* _DESCRIPTION OF THE TASK_:
Please copy all the lines that follow, word for word.
>> BEGIN RECORDS FOR THIS EXERCISE
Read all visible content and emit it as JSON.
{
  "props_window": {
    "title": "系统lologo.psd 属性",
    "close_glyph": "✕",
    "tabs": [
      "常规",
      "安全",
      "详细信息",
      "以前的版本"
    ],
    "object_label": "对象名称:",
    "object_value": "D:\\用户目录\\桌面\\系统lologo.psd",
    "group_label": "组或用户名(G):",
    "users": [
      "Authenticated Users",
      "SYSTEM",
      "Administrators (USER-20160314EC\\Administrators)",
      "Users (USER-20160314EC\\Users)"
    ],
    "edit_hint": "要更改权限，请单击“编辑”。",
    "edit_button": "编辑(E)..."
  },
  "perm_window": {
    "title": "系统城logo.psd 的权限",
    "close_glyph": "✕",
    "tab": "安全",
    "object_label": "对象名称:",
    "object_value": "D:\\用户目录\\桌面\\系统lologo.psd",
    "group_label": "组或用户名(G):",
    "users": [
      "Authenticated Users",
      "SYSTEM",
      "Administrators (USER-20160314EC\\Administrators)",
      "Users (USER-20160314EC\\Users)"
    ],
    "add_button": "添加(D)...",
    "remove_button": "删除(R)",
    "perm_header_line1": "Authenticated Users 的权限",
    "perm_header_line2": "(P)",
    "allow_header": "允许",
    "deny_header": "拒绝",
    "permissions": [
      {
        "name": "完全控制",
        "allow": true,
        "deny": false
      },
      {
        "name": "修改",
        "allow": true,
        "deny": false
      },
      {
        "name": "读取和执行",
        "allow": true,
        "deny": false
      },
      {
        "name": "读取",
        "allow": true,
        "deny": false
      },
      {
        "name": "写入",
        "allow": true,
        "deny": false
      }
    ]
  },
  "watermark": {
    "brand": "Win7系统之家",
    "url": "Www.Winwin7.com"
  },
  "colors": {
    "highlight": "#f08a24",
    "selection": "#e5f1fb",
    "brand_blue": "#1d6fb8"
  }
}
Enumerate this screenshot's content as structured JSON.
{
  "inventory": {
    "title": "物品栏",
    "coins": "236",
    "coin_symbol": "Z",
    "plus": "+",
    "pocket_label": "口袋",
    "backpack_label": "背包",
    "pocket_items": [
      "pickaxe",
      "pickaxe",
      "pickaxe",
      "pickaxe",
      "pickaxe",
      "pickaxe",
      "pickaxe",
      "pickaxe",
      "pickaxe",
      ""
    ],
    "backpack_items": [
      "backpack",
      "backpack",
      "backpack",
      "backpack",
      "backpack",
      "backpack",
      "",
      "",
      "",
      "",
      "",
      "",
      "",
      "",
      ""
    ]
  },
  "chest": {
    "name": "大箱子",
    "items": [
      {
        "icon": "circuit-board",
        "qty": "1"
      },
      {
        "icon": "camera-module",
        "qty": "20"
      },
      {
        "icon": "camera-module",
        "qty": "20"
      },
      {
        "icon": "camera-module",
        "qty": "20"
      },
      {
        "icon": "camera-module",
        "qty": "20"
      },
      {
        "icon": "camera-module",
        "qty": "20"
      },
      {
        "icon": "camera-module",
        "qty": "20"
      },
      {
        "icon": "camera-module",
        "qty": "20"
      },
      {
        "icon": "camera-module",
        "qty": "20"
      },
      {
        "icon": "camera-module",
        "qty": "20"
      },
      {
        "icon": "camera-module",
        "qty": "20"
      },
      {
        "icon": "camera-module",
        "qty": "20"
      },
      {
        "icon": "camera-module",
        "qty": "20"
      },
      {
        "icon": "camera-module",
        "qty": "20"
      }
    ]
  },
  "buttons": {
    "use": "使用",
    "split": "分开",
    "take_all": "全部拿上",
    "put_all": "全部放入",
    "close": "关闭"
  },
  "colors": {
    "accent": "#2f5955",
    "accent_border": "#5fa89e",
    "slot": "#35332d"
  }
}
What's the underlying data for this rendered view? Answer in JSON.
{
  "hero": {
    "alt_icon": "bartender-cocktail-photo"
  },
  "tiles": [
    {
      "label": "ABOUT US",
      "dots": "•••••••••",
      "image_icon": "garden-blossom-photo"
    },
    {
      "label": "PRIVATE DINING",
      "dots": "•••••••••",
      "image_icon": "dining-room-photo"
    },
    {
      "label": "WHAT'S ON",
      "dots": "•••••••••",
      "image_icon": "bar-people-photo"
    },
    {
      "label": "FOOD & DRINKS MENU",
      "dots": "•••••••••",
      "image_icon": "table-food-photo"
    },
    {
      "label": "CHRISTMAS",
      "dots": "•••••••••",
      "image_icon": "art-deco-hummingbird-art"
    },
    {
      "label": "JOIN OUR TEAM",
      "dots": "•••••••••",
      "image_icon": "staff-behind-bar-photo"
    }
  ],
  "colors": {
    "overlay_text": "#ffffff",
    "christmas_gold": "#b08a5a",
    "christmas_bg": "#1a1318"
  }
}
>> END RECORDS FOR THIS EXERCISE
* _SOLUTION TO THE PROBLEM_:
Read all visible content and emit it as JSON.
{
  "props_window": {
    "title": "系统lologo.psd 属性",
    "close_glyph": "✕",
    "tabs": [
      "常规",
      "安全",
      "详细信息",
      "以前的版本"
    ],
    "object_label": "对象名称:",
    "object_value": "D:\\用户目录\\桌面\\系统lologo.psd",
    "group_label": "组或用户名(G):",
    "users": [
      "Authenticated Users",
      "SYSTEM",
      "Administrators (USER-20160314EC\\Administrators)",
      "Users (USER-20160314EC\\Users)"
    ],
    "edit_hint": "要更改权限，请单击“编辑”。",
    "edit_button": "编辑(E)..."
  },
  "perm_window": {
    "title": "系统城logo.psd 的权限",
    "close_glyph": "✕",
    "tab": "安全",
    "object_label": "对象名称:",
    "object_value": "D:\\用户目录\\桌面\\系统lologo.psd",
    "group_label": "组或用户名(G):",
    "users": [
      "Authenticated Users",
      "SYSTEM",
      "Administrators (USER-20160314EC\\Administrators)",
      "Users (USER-20160314EC\\Users)"
    ],
    "add_button": "添加(D)...",
    "remove_button": "删除(R)",
    "perm_header_line1": "Authenticated Users 的权限",
    "perm_header_line2": "(P)",
    "allow_header": "允许",
    "deny_header": "拒绝",
    "permissions": [
      {
        "name": "完全控制",
        "allow": true,
        "deny": false
      },
      {
        "name": "修改",
        "allow": true,
        "deny": false
      },
      {
        "name": "读取和执行",
        "allow": true,
        "deny": false
      },
      {
        "name": "读取",
        "allow": true,
        "deny": false
      },
      {
        "name": "写入",
        "allow": true,
        "deny": false
      }
    ]
  },
  "watermark": {
    "brand": "Win7系统之家",
    "url": "Www.Winwin7.com"
  },
  "colors": {
    "highlight": "#f08a24",
    "selection": "#e5f1fb",
    "brand_blue": "#1d6fb8"
  }
}
Enumerate this screenshot's content as structured JSON.
{
  "inventory": {
    "title": "物品栏",
    "coins": "236",
    "coin_symbol": "Z",
    "plus": "+",
    "pocket_label": "口袋",
    "backpack_label": "背包",
    "pocket_items": [
      "pickaxe",
      "pickaxe",
      "pickaxe",
      "pickaxe",
      "pickaxe",
      "pickaxe",
      "pickaxe",
      "pickaxe",
      "pickaxe",
      ""
    ],
    "backpack_items": [
      "backpack",
      "backpack",
      "backpack",
      "backpack",
      "backpack",
      "backpack",
      "",
      "",
      "",
      "",
      "",
      "",
      "",
      "",
      ""
    ]
  },
  "chest": {
    "name": "大箱子",
    "items": [
      {
        "icon": "circuit-board",
        "qty": "1"
      },
      {
        "icon": "camera-module",
        "qty": "20"
      },
      {
        "icon": "camera-module",
        "qty": "20"
      },
      {
        "icon": "camera-module",
        "qty": "20"
      },
      {
        "icon": "camera-module",
        "qty": "20"
      },
      {
        "icon": "camera-module",
        "qty": "20"
      },
      {
        "icon": "camera-module",
        "qty": "20"
      },
      {
        "icon": "camera-module",
        "qty": "20"
      },
      {
        "icon": "camera-module",
        "qty": "20"
      },
      {
        "icon": "camera-module",
        "qty": "20"
      },
      {
        "icon": "camera-module",
        "qty": "20"
      },
      {
        "icon": "camera-module",
        "qty": "20"
      },
      {
        "icon": "camera-module",
        "qty": "20"
      },
      {
        "icon": "camera-module",
        "qty": "20"
      }
    ]
  },
  "buttons": {
    "use": "使用",
    "split": "分开",
    "take_all": "全部拿上",
    "put_all": "全部放入",
    "close": "关闭"
  },
  "colors": {
    "accent": "#2f5955",
    "accent_border": "#5fa89e",
    "slot": "#35332d"
  }
}
What's the underlying data for this rendered view? Answer in JSON.
{
  "hero": {
    "alt_icon": "bartender-cocktail-photo"
  },
  "tiles": [
    {
      "label": "ABOUT US",
      "dots": "•••••••••",
      "image_icon": "garden-blossom-photo"
    },
    {
      "label": "PRIVATE DINING",
      "dots": "•••••••••",
      "image_icon": "dining-room-photo"
    },
    {
      "label": "WHAT'S ON",
      "dots": "•••••••••",
      "image_icon": "bar-people-photo"
    },
    {
      "label": "FOOD & DRINKS MENU",
      "dots": "•••••••••",
      "image_icon": "table-food-photo"
    },
    {
      "label": "CHRISTMAS",
      "dots": "•••••••••",
      "image_icon": "art-deco-hummingbird-art"
    },
    {
      "label": "JOIN OUR TEAM",
      "dots": "•••••••••",
      "image_icon": "staff-behind-bar-photo"
    }
  ],
  "colors": {
    "overlay_text": "#ffffff",
    "christmas_gold": "#b08a5a",
    "christmas_bg": "#1a1318"
  }
}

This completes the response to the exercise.